= Your objective =
Please copy out the data word for word, everything from the start down to and including the line that contains "162, 1010, 198]".

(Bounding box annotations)
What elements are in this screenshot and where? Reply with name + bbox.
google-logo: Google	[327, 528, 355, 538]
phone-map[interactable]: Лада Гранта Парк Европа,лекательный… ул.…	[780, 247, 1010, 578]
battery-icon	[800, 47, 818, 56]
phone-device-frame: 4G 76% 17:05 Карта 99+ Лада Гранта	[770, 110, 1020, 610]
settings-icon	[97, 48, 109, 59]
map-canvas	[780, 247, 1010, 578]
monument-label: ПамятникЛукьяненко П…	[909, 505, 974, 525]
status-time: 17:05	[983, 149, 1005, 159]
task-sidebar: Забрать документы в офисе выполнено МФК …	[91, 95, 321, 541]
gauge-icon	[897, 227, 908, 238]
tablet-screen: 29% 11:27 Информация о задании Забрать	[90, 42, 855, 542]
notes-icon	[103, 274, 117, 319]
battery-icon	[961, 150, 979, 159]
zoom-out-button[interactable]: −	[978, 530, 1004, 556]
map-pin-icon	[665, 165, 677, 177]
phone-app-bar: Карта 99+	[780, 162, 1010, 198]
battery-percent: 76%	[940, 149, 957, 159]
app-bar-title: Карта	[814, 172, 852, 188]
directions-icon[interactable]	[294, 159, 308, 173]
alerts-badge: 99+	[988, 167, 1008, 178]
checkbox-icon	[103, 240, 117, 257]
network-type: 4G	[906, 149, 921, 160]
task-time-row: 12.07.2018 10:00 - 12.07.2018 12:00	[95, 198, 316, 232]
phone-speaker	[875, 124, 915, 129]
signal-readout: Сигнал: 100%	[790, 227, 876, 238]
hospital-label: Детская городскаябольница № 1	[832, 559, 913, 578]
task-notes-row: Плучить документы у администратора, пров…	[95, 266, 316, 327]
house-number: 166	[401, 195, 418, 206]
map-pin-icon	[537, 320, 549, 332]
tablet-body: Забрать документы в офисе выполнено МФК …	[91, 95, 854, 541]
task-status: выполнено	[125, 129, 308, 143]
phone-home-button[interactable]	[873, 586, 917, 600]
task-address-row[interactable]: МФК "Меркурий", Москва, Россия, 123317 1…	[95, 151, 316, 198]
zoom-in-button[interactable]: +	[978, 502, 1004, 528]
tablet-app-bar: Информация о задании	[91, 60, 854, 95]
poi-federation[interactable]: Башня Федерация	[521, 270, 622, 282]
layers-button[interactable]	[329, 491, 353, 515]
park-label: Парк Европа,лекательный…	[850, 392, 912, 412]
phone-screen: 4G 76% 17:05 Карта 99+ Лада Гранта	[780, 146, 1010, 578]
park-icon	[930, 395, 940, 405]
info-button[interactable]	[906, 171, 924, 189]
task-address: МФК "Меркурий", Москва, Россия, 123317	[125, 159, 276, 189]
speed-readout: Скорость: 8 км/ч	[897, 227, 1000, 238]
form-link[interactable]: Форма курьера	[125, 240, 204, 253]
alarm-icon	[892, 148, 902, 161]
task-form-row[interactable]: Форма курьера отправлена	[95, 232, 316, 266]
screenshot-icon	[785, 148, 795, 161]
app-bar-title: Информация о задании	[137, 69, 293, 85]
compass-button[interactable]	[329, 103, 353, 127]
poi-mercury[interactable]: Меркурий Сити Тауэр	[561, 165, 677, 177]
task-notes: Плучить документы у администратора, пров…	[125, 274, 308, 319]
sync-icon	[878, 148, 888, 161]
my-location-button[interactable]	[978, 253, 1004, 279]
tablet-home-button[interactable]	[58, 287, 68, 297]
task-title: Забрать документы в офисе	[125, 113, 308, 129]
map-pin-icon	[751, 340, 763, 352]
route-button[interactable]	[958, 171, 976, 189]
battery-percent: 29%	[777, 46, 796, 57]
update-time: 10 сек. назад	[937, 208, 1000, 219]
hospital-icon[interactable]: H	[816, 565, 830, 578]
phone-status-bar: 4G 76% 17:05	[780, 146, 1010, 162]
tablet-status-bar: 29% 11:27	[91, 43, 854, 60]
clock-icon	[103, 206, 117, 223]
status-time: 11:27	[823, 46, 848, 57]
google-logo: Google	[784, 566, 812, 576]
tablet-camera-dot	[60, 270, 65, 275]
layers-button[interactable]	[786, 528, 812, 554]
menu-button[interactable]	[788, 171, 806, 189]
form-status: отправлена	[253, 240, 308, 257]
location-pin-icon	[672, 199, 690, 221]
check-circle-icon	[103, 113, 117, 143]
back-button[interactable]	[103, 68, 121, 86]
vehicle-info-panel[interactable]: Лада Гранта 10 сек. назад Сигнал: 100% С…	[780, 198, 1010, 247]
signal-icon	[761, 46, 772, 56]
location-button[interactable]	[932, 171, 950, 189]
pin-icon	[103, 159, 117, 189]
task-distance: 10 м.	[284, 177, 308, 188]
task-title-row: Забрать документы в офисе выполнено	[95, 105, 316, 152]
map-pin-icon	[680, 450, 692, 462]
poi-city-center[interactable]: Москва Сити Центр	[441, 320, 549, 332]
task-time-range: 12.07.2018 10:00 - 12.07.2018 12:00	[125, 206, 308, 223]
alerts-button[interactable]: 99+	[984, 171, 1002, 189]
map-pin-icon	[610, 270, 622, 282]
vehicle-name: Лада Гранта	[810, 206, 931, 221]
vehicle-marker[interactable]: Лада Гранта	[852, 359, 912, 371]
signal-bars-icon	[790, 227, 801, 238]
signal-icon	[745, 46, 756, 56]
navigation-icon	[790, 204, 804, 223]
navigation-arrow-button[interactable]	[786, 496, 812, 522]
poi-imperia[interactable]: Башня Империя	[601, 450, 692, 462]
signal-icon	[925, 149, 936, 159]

= Result below =
What elements are in this screenshot and where? Reply with name + bbox.
google-logo: Google	[327, 528, 355, 538]
phone-map[interactable]: Лада Гранта Парк Европа,лекательный… ул.…	[780, 247, 1010, 578]
battery-icon	[800, 47, 818, 56]
phone-device-frame: 4G 76% 17:05 Карта 99+ Лада Гранта	[770, 110, 1020, 610]
settings-icon	[97, 48, 109, 59]
map-canvas	[780, 247, 1010, 578]
monument-label: ПамятникЛукьяненко П…	[909, 505, 974, 525]
status-time: 17:05	[983, 149, 1005, 159]
task-sidebar: Забрать документы в офисе выполнено МФК …	[91, 95, 321, 541]
gauge-icon	[897, 227, 908, 238]
tablet-screen: 29% 11:27 Информация о задании Забрать	[90, 42, 855, 542]
notes-icon	[103, 274, 117, 319]
battery-icon	[961, 150, 979, 159]
zoom-out-button[interactable]: −	[978, 530, 1004, 556]
map-pin-icon	[665, 165, 677, 177]
phone-app-bar: Карта 99+	[780, 162, 1010, 198]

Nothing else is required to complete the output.